» **Aim of the task**
Each entry below should be reproduced character for character.

[START OF Records for this task]

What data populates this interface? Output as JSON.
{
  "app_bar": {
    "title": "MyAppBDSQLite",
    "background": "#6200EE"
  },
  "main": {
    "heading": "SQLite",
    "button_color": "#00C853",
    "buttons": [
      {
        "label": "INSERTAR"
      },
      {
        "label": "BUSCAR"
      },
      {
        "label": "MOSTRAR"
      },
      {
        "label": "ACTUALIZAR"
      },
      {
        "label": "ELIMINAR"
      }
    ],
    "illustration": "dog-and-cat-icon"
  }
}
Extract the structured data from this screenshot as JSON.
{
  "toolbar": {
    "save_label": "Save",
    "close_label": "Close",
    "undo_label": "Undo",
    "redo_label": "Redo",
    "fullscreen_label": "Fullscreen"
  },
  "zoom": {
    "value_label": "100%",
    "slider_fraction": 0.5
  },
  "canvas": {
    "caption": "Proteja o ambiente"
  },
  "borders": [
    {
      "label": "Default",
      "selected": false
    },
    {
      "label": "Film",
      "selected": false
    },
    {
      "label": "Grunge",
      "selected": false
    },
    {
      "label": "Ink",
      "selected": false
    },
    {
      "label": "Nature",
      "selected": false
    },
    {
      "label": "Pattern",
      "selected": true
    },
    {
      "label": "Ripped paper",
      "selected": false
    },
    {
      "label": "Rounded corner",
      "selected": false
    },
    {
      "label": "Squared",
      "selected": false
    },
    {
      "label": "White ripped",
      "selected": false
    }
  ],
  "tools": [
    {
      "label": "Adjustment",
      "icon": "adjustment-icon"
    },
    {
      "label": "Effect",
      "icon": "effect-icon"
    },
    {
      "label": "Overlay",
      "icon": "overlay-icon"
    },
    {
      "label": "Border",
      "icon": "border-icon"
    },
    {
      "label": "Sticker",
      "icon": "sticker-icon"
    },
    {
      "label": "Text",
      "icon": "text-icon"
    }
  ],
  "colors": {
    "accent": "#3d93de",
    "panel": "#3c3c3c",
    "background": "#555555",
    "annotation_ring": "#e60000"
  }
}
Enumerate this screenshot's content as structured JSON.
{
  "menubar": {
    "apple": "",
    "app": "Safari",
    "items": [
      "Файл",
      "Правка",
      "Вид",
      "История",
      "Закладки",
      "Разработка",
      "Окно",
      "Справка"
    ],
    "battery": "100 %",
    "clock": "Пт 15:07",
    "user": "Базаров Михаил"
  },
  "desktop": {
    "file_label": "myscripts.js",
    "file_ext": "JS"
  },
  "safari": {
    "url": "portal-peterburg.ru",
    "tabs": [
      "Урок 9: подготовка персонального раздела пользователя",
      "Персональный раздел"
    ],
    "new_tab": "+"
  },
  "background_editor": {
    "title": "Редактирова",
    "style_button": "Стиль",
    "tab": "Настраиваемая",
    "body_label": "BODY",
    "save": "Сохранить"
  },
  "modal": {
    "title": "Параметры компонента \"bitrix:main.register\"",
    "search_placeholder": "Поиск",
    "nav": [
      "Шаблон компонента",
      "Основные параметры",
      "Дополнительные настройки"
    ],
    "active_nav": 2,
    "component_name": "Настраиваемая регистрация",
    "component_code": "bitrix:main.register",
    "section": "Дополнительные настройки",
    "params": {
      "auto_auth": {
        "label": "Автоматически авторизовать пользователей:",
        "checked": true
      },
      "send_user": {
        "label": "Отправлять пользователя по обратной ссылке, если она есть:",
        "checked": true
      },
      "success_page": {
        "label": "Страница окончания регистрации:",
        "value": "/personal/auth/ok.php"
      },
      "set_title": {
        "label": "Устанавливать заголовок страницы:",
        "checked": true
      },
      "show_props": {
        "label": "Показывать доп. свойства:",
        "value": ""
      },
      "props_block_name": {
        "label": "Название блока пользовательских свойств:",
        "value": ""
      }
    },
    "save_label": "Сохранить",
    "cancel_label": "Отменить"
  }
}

[END OF Records for this task]

» **The completed task**
What data populates this interface? Output as JSON.
{
  "app_bar": {
    "title": "MyAppBDSQLite",
    "background": "#6200EE"
  },
  "main": {
    "heading": "SQLite",
    "button_color": "#00C853",
    "buttons": [
      {
        "label": "INSERTAR"
      },
      {
        "label": "BUSCAR"
      },
      {
        "label": "MOSTRAR"
      },
      {
        "label": "ACTUALIZAR"
      },
      {
        "label": "ELIMINAR"
      }
    ],
    "illustration": "dog-and-cat-icon"
  }
}
Extract the structured data from this screenshot as JSON.
{
  "toolbar": {
    "save_label": "Save",
    "close_label": "Close",
    "undo_label": "Undo",
    "redo_label": "Redo",
    "fullscreen_label": "Fullscreen"
  },
  "zoom": {
    "value_label": "100%",
    "slider_fraction": 0.5
  },
  "canvas": {
    "caption": "Proteja o ambiente"
  },
  "borders": [
    {
      "label": "Default",
      "selected": false
    },
    {
      "label": "Film",
      "selected": false
    },
    {
      "label": "Grunge",
      "selected": false
    },
    {
      "label": "Ink",
      "selected": false
    },
    {
      "label": "Nature",
      "selected": false
    },
    {
      "label": "Pattern",
      "selected": true
    },
    {
      "label": "Ripped paper",
      "selected": false
    },
    {
      "label": "Rounded corner",
      "selected": false
    },
    {
      "label": "Squared",
      "selected": false
    },
    {
      "label": "White ripped",
      "selected": false
    }
  ],
  "tools": [
    {
      "label": "Adjustment",
      "icon": "adjustment-icon"
    },
    {
      "label": "Effect",
      "icon": "effect-icon"
    },
    {
      "label": "Overlay",
      "icon": "overlay-icon"
    },
    {
      "label": "Border",
      "icon": "border-icon"
    },
    {
      "label": "Sticker",
      "icon": "sticker-icon"
    },
    {
      "label": "Text",
      "icon": "text-icon"
    }
  ],
  "colors": {
    "accent": "#3d93de",
    "panel": "#3c3c3c",
    "background": "#555555",
    "annotation_ring": "#e60000"
  }
}
Enumerate this screenshot's content as structured JSON.
{
  "menubar": {
    "apple": "",
    "app": "Safari",
    "items": [
      "Файл",
      "Правка",
      "Вид",
      "История",
      "Закладки",
      "Разработка",
      "Окно",
      "Справка"
    ],
    "battery": "100 %",
    "clock": "Пт 15:07",
    "user": "Базаров Михаил"
  },
  "desktop": {
    "file_label": "myscripts.js",
    "file_ext": "JS"
  },
  "safari": {
    "url": "portal-peterburg.ru",
    "tabs": [
      "Урок 9: подготовка персонального раздела пользователя",
      "Персональный раздел"
    ],
    "new_tab": "+"
  },
  "background_editor": {
    "title": "Редактирова",
    "style_button": "Стиль",
    "tab": "Настраиваемая",
    "body_label": "BODY",
    "save": "Сохранить"
  },
  "modal": {
    "title": "Параметры компонента \"bitrix:main.register\"",
    "search_placeholder": "Поиск",
    "nav": [
      "Шаблон компонента",
      "Основные параметры",
      "Дополнительные настройки"
    ],
    "active_nav": 2,
    "component_name": "Настраиваемая регистрация",
    "component_code": "bitrix:main.register",
    "section": "Дополнительные настройки",
    "params": {
      "auto_auth": {
        "label": "Автоматически авторизовать пользователей:",
        "checked": true
      },
      "send_user": {
        "label": "Отправлять пользователя по обратной ссылке, если она есть:",
        "checked": true
      },
      "success_page": {
        "label": "Страница окончания регистрации:",
        "value": "/personal/auth/ok.php"
      },
      "set_title": {
        "label": "Устанавливать заголовок страницы:",
        "checked": true
      },
      "show_props": {
        "label": "Показывать доп. свойства:",
        "value": ""
      },
      "props_block_name": {
        "label": "Название блока пользовательских свойств:",
        "value": ""
      }
    },
    "save_label": "Сохранить",
    "cancel_label": "Отменить"
  }
}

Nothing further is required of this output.